**JOB:** Quote the records in full and leave their pictures out.
[Start RECORD EXCERPTS]
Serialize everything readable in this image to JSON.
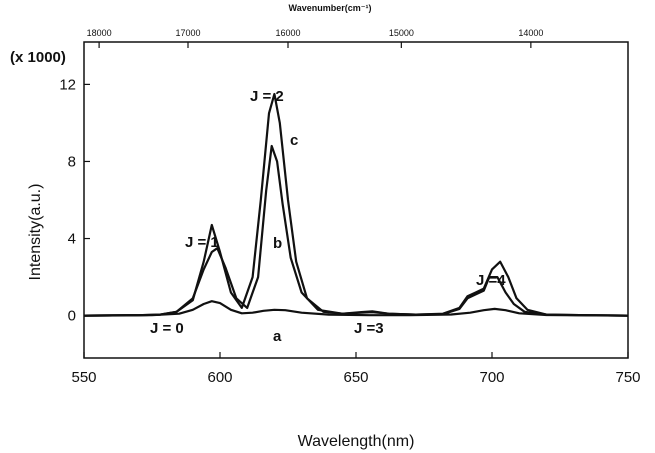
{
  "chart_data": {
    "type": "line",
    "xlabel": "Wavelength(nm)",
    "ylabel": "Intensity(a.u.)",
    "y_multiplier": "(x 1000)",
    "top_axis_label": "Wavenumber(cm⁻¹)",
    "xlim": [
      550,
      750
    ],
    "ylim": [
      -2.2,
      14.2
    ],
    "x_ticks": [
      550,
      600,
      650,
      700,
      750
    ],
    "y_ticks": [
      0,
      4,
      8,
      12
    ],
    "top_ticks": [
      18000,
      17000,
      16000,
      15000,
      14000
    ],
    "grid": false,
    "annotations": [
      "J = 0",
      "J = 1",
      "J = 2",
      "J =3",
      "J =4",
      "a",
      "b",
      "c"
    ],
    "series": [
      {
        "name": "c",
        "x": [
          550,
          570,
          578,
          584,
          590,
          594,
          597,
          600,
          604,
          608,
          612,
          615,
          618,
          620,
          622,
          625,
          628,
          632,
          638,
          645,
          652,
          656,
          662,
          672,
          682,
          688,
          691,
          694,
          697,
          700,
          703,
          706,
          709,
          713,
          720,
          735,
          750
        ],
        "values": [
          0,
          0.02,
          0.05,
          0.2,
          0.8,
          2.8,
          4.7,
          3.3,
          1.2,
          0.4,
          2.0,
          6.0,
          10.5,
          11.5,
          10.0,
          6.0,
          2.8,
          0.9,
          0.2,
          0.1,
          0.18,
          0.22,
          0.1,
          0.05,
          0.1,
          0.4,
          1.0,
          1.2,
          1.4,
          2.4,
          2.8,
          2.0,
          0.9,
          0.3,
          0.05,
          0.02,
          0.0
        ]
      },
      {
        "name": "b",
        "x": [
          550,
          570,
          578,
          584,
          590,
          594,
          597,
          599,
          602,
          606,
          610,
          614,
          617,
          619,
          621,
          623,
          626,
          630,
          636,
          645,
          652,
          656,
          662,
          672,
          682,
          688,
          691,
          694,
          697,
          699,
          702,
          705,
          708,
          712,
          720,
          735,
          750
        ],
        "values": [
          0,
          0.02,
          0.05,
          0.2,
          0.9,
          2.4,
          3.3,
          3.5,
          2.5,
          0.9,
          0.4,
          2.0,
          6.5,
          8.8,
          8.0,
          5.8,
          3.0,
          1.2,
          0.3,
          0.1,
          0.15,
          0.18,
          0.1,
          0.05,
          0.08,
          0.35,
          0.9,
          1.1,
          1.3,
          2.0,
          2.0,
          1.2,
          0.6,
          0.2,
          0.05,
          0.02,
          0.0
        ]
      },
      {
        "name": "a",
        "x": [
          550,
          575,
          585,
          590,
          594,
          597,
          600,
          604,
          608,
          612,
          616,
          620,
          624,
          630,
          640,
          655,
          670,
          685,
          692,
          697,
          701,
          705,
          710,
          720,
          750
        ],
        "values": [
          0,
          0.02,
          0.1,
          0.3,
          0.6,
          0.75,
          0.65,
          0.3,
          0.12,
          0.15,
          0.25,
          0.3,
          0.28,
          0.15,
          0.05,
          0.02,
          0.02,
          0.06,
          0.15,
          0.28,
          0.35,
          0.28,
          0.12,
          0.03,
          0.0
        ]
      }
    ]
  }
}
[End RECORD EXCERPTS]
**OUTPUT:**
Serialize everything readable in this image to JSON.
{
  "chart_data": {
    "type": "line",
    "xlabel": "Wavelength(nm)",
    "ylabel": "Intensity(a.u.)",
    "y_multiplier": "(x 1000)",
    "top_axis_label": "Wavenumber(cm⁻¹)",
    "xlim": [
      550,
      750
    ],
    "ylim": [
      -2.2,
      14.2
    ],
    "x_ticks": [
      550,
      600,
      650,
      700,
      750
    ],
    "y_ticks": [
      0,
      4,
      8,
      12
    ],
    "top_ticks": [
      18000,
      17000,
      16000,
      15000,
      14000
    ],
    "grid": false,
    "annotations": [
      "J = 0",
      "J = 1",
      "J = 2",
      "J =3",
      "J =4",
      "a",
      "b",
      "c"
    ],
    "series": [
      {
        "name": "c",
        "x": [
          550,
          570,
          578,
          584,
          590,
          594,
          597,
          600,
          604,
          608,
          612,
          615,
          618,
          620,
          622,
          625,
          628,
          632,
          638,
          645,
          652,
          656,
          662,
          672,
          682,
          688,
          691,
          694,
          697,
          700,
          703,
          706,
          709,
          713,
          720,
          735,
          750
        ],
        "values": [
          0,
          0.02,
          0.05,
          0.2,
          0.8,
          2.8,
          4.7,
          3.3,
          1.2,
          0.4,
          2.0,
          6.0,
          10.5,
          11.5,
          10.0,
          6.0,
          2.8,
          0.9,
          0.2,
          0.1,
          0.18,
          0.22,
          0.1,
          0.05,
          0.1,
          0.4,
          1.0,
          1.2,
          1.4,
          2.4,
          2.8,
          2.0,
          0.9,
          0.3,
          0.05,
          0.02,
          0.0
        ]
      },
      {
        "name": "b",
        "x": [
          550,
          570,
          578,
          584,
          590,
          594,
          597,
          599,
          602,
          606,
          610,
          614,
          617,
          619,
          621,
          623,
          626,
          630,
          636,
          645,
          652,
          656,
          662,
          672,
          682,
          688,
          691,
          694,
          697,
          699,
          702,
          705,
          708,
          712,
          720,
          735,
          750
        ],
        "values": [
          0,
          0.02,
          0.05,
          0.2,
          0.9,
          2.4,
          3.3,
          3.5,
          2.5,
          0.9,
          0.4,
          2.0,
          6.5,
          8.8,
          8.0,
          5.8,
          3.0,
          1.2,
          0.3,
          0.1,
          0.15,
          0.18,
          0.1,
          0.05,
          0.08,
          0.35,
          0.9,
          1.1,
          1.3,
          2.0,
          2.0,
          1.2,
          0.6,
          0.2,
          0.05,
          0.02,
          0.0
        ]
      },
      {
        "name": "a",
        "x": [
          550,
          575,
          585,
          590,
          594,
          597,
          600,
          604,
          608,
          612,
          616,
          620,
          624,
          630,
          640,
          655,
          670,
          685,
          692,
          697,
          701,
          705,
          710,
          720,
          750
        ],
        "values": [
          0,
          0.02,
          0.1,
          0.3,
          0.6,
          0.75,
          0.65,
          0.3,
          0.12,
          0.15,
          0.25,
          0.3,
          0.28,
          0.15,
          0.05,
          0.02,
          0.02,
          0.06,
          0.15,
          0.28,
          0.35,
          0.28,
          0.12,
          0.03,
          0.0
        ]
      }
    ]
  }
}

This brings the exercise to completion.